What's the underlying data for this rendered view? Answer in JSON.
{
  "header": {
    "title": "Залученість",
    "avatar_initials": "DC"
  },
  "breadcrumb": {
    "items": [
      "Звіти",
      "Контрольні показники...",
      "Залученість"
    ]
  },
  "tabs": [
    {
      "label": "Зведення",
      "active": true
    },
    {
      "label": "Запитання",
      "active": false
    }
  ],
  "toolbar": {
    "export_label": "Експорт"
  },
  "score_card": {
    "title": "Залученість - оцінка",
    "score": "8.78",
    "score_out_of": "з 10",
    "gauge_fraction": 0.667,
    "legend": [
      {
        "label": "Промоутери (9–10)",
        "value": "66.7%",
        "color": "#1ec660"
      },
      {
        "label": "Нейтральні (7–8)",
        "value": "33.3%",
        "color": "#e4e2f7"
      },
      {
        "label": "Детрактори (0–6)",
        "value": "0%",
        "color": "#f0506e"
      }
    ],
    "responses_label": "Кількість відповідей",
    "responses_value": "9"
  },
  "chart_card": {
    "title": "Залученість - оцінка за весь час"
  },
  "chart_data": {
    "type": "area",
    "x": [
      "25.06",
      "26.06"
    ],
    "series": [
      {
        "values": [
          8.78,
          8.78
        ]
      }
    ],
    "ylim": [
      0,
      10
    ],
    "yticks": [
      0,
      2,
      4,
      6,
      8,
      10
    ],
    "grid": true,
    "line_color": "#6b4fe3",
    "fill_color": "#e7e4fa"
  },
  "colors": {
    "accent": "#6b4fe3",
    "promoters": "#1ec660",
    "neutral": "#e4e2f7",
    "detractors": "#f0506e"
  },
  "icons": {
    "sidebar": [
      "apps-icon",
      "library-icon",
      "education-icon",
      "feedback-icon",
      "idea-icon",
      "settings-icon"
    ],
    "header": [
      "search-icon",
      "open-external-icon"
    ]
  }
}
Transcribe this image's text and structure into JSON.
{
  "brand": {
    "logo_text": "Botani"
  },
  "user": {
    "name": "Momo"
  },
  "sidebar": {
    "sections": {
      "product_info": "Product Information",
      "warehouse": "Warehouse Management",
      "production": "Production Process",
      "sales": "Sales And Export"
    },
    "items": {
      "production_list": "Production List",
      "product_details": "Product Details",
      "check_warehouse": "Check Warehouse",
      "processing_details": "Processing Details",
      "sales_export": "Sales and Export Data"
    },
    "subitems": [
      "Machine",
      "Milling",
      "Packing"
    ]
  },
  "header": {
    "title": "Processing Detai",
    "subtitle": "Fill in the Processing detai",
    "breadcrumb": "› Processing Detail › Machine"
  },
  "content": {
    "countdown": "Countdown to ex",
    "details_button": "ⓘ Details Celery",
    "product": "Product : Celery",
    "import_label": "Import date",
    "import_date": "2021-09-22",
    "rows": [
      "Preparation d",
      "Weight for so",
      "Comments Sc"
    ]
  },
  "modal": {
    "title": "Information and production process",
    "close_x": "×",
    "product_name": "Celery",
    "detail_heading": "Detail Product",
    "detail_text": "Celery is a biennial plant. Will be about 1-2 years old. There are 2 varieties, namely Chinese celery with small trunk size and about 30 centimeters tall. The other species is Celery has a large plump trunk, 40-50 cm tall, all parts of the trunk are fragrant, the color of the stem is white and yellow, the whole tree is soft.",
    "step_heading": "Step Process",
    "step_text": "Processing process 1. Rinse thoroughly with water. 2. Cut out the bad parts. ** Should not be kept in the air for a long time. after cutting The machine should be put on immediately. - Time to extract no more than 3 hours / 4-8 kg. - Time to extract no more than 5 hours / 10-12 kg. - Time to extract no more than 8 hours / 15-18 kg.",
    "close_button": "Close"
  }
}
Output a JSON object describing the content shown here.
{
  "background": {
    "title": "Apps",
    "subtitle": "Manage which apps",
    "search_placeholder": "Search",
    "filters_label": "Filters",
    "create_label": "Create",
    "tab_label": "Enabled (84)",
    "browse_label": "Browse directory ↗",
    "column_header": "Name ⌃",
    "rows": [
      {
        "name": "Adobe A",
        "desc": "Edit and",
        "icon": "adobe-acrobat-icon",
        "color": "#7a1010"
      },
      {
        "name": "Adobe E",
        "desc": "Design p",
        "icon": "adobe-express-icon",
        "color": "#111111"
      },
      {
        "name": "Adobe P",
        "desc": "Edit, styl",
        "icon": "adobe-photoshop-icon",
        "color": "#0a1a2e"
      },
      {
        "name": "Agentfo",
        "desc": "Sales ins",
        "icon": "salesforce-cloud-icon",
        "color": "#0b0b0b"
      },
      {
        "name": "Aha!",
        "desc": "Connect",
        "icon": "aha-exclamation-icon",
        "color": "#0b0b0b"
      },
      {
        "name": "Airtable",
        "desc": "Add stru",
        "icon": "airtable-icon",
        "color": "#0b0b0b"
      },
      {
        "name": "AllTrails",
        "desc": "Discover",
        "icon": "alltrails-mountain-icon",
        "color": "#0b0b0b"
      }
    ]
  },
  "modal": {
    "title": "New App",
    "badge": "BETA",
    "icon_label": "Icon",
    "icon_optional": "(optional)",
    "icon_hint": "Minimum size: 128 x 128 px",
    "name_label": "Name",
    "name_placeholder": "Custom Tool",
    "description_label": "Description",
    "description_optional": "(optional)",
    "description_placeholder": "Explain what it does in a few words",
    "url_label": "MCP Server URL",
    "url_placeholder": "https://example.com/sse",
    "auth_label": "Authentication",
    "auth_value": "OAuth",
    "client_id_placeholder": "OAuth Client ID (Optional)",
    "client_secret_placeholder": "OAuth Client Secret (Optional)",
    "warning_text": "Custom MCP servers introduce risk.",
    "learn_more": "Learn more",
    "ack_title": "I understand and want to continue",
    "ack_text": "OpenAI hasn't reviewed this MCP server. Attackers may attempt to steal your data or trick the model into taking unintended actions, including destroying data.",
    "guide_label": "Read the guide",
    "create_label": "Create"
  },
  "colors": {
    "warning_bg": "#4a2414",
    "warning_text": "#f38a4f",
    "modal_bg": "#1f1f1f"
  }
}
* * * * * * *
Write out the records shown above, exactly as they appear.

What's the underlying data for this rendered view? Answer in JSON.
{
  "header": {
    "title": "Залученість",
    "avatar_initials": "DC"
  },
  "breadcrumb": {
    "items": [
      "Звіти",
      "Контрольні показники...",
      "Залученість"
    ]
  },
  "tabs": [
    {
      "label": "Зведення",
      "active": true
    },
    {
      "label": "Запитання",
      "active": false
    }
  ],
  "toolbar": {
    "export_label": "Експорт"
  },
  "score_card": {
    "title": "Залученість - оцінка",
    "score": "8.78",
    "score_out_of": "з 10",
    "gauge_fraction": 0.667,
    "legend": [
      {
        "label": "Промоутери (9–10)",
        "value": "66.7%",
        "color": "#1ec660"
      },
      {
        "label": "Нейтральні (7–8)",
        "value": "33.3%",
        "color": "#e4e2f7"
      },
      {
        "label": "Детрактори (0–6)",
        "value": "0%",
        "color": "#f0506e"
      }
    ],
    "responses_label": "Кількість відповідей",
    "responses_value": "9"
  },
  "chart_card": {
    "title": "Залученість - оцінка за весь час"
  },
  "chart_data": {
    "type": "area",
    "x": [
      "25.06",
      "26.06"
    ],
    "series": [
      {
        "values": [
          8.78,
          8.78
        ]
      }
    ],
    "ylim": [
      0,
      10
    ],
    "yticks": [
      0,
      2,
      4,
      6,
      8,
      10
    ],
    "grid": true,
    "line_color": "#6b4fe3",
    "fill_color": "#e7e4fa"
  },
  "colors": {
    "accent": "#6b4fe3",
    "promoters": "#1ec660",
    "neutral": "#e4e2f7",
    "detractors": "#f0506e"
  },
  "icons": {
    "sidebar": [
      "apps-icon",
      "library-icon",
      "education-icon",
      "feedback-icon",
      "idea-icon",
      "settings-icon"
    ],
    "header": [
      "search-icon",
      "open-external-icon"
    ]
  }
}
Transcribe this image's text and structure into JSON.
{
  "brand": {
    "logo_text": "Botani"
  },
  "user": {
    "name": "Momo"
  },
  "sidebar": {
    "sections": {
      "product_info": "Product Information",
      "warehouse": "Warehouse Management",
      "production": "Production Process",
      "sales": "Sales And Export"
    },
    "items": {
      "production_list": "Production List",
      "product_details": "Product Details",
      "check_warehouse": "Check Warehouse",
      "processing_details": "Processing Details",
      "sales_export": "Sales and Export Data"
    },
    "subitems": [
      "Machine",
      "Milling",
      "Packing"
    ]
  },
  "header": {
    "title": "Processing Detai",
    "subtitle": "Fill in the Processing detai",
    "breadcrumb": "› Processing Detail › Machine"
  },
  "content": {
    "countdown": "Countdown to ex",
    "details_button": "ⓘ Details Celery",
    "product": "Product : Celery",
    "import_label": "Import date",
    "import_date": "2021-09-22",
    "rows": [
      "Preparation d",
      "Weight for so",
      "Comments Sc"
    ]
  },
  "modal": {
    "title": "Information and production process",
    "close_x": "×",
    "product_name": "Celery",
    "detail_heading": "Detail Product",
    "detail_text": "Celery is a biennial plant. Will be about 1-2 years old. There are 2 varieties, namely Chinese celery with small trunk size and about 30 centimeters tall. The other species is Celery has a large plump trunk, 40-50 cm tall, all parts of the trunk are fragrant, the color of the stem is white and yellow, the whole tree is soft.",
    "step_heading": "Step Process",
    "step_text": "Processing process 1. Rinse thoroughly with water. 2. Cut out the bad parts. ** Should not be kept in the air for a long time. after cutting The machine should be put on immediately. - Time to extract no more than 3 hours / 4-8 kg. - Time to extract no more than 5 hours / 10-12 kg. - Time to extract no more than 8 hours / 15-18 kg.",
    "close_button": "Close"
  }
}
Output a JSON object describing the content shown here.
{
  "background": {
    "title": "Apps",
    "subtitle": "Manage which apps",
    "search_placeholder": "Search",
    "filters_label": "Filters",
    "create_label": "Create",
    "tab_label": "Enabled (84)",
    "browse_label": "Browse directory ↗",
    "column_header": "Name ⌃",
    "rows": [
      {
        "name": "Adobe A",
        "desc": "Edit and",
        "icon": "adobe-acrobat-icon",
        "color": "#7a1010"
      },
      {
        "name": "Adobe E",
        "desc": "Design p",
        "icon": "adobe-express-icon",
        "color": "#111111"
      },
      {
        "name": "Adobe P",
        "desc": "Edit, styl",
        "icon": "adobe-photoshop-icon",
        "color": "#0a1a2e"
      },
      {
        "name": "Agentfo",
        "desc": "Sales ins",
        "icon": "salesforce-cloud-icon",
        "color": "#0b0b0b"
      },
      {
        "name": "Aha!",
        "desc": "Connect",
        "icon": "aha-exclamation-icon",
        "color": "#0b0b0b"
      },
      {
        "name": "Airtable",
        "desc": "Add stru",
        "icon": "airtable-icon",
        "color": "#0b0b0b"
      },
      {
        "name": "AllTrails",
        "desc": "Discover",
        "icon": "alltrails-mountain-icon",
        "color": "#0b0b0b"
      }
    ]
  },
  "modal": {
    "title": "New App",
    "badge": "BETA",
    "icon_label": "Icon",
    "icon_optional": "(optional)",
    "icon_hint": "Minimum size: 128 x 128 px",
    "name_label": "Name",
    "name_placeholder": "Custom Tool",
    "description_label": "Description",
    "description_optional": "(optional)",
    "description_placeholder": "Explain what it does in a few words",
    "url_label": "MCP Server URL",
    "url_placeholder": "https://example.com/sse",
    "auth_label": "Authentication",
    "auth_value": "OAuth",
    "client_id_placeholder": "OAuth Client ID (Optional)",
    "client_secret_placeholder": "OAuth Client Secret (Optional)",
    "warning_text": "Custom MCP servers introduce risk.",
    "learn_more": "Learn more",
    "ack_title": "I understand and want to continue",
    "ack_text": "OpenAI hasn't reviewed this MCP server. Attackers may attempt to steal your data or trick the model into taking unintended actions, including destroying data.",
    "guide_label": "Read the guide",
    "create_label": "Create"
  },
  "colors": {
    "warning_bg": "#4a2414",
    "warning_text": "#f38a4f",
    "modal_bg": "#1f1f1f"
  }
}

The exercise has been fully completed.